_Short problem:_
Your job is to retype all of the data word for word, leaving every image out.

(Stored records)
◆ ◆ ◆

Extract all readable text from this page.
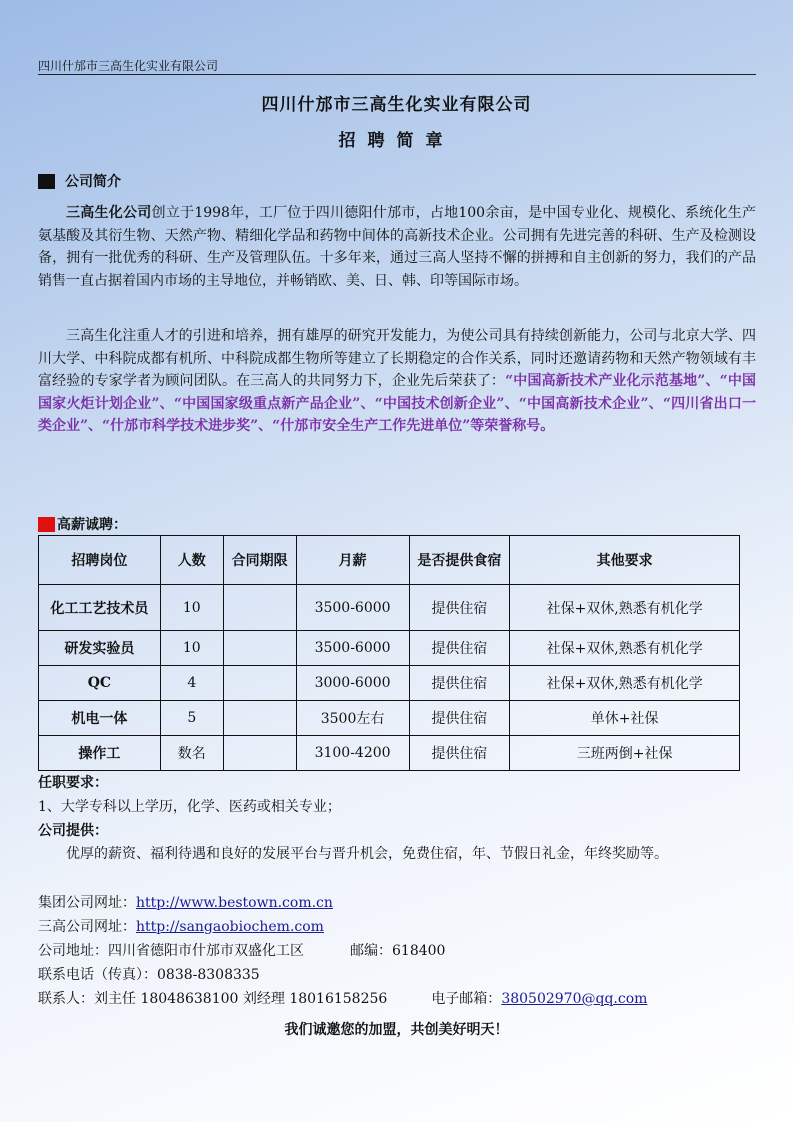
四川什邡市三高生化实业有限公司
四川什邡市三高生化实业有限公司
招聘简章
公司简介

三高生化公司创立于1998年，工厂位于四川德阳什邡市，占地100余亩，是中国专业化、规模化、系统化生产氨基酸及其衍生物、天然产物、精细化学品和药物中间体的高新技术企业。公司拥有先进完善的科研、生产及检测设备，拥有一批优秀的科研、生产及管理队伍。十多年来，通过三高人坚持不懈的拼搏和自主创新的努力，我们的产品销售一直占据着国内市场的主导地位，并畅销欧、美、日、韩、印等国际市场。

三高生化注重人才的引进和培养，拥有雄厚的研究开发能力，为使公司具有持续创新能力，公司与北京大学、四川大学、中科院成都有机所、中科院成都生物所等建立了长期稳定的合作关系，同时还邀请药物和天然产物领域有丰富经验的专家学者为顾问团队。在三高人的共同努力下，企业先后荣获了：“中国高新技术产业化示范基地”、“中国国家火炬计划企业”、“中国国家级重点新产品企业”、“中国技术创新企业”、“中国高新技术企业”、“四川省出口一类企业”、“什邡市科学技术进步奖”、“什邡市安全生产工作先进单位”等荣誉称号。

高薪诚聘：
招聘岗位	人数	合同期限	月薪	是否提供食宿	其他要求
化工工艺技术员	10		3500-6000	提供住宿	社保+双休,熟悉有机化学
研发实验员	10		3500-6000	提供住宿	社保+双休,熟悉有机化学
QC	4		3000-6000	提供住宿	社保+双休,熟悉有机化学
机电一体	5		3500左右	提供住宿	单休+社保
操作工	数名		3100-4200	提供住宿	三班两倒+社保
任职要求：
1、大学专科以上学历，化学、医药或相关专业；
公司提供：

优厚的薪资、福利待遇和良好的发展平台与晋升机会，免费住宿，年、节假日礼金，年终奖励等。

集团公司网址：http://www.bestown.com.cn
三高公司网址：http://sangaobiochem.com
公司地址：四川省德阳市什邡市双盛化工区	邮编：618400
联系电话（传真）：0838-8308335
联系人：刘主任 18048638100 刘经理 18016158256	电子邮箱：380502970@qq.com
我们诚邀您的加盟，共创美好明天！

◆ ◆ ◆

_Finished answer:_
Extract all readable text from this page.
四川什邡市三高生化实业有限公司
四川什邡市三高生化实业有限公司
招聘简章
公司简介

三高生化公司创立于1998年，工厂位于四川德阳什邡市，占地100余亩，是中国专业化、规模化、系统化生产氨基酸及其衍生物、天然产物、精细化学品和药物中间体的高新技术企业。公司拥有先进完善的科研、生产及检测设备，拥有一批优秀的科研、生产及管理队伍。十多年来，通过三高人坚持不懈的拼搏和自主创新的努力，我们的产品销售一直占据着国内市场的主导地位，并畅销欧、美、日、韩、印等国际市场。

三高生化注重人才的引进和培养，拥有雄厚的研究开发能力，为使公司具有持续创新能力，公司与北京大学、四川大学、中科院成都有机所、中科院成都生物所等建立了长期稳定的合作关系，同时还邀请药物和天然产物领域有丰富经验的专家学者为顾问团队。在三高人的共同努力下，企业先后荣获了：“中国高新技术产业化示范基地”、“中国国家火炬计划企业”、“中国国家级重点新产品企业”、“中国技术创新企业”、“中国高新技术企业”、“四川省出口一类企业”、“什邡市科学技术进步奖”、“什邡市安全生产工作先进单位”等荣誉称号。

高薪诚聘：
招聘岗位	人数	合同期限	月薪	是否提供食宿	其他要求
化工工艺技术员	10		3500-6000	提供住宿	社保+双休,熟悉有机化学
研发实验员	10		3500-6000	提供住宿	社保+双休,熟悉有机化学
QC	4		3000-6000	提供住宿	社保+双休,熟悉有机化学
机电一体	5		3500左右	提供住宿	单休+社保
操作工	数名		3100-4200	提供住宿	三班两倒+社保
任职要求：
1、大学专科以上学历，化学、医药或相关专业；
公司提供：

优厚的薪资、福利待遇和良好的发展平台与晋升机会，免费住宿，年、节假日礼金，年终奖励等。

集团公司网址：http://www.bestown.com.cn
三高公司网址：http://sangaobiochem.com
公司地址：四川省德阳市什邡市双盛化工区	邮编：618400
联系电话（传真）：0838-8308335
联系人：刘主任 18048638100 刘经理 18016158256	电子邮箱：380502970@qq.com
我们诚邀您的加盟，共创美好明天！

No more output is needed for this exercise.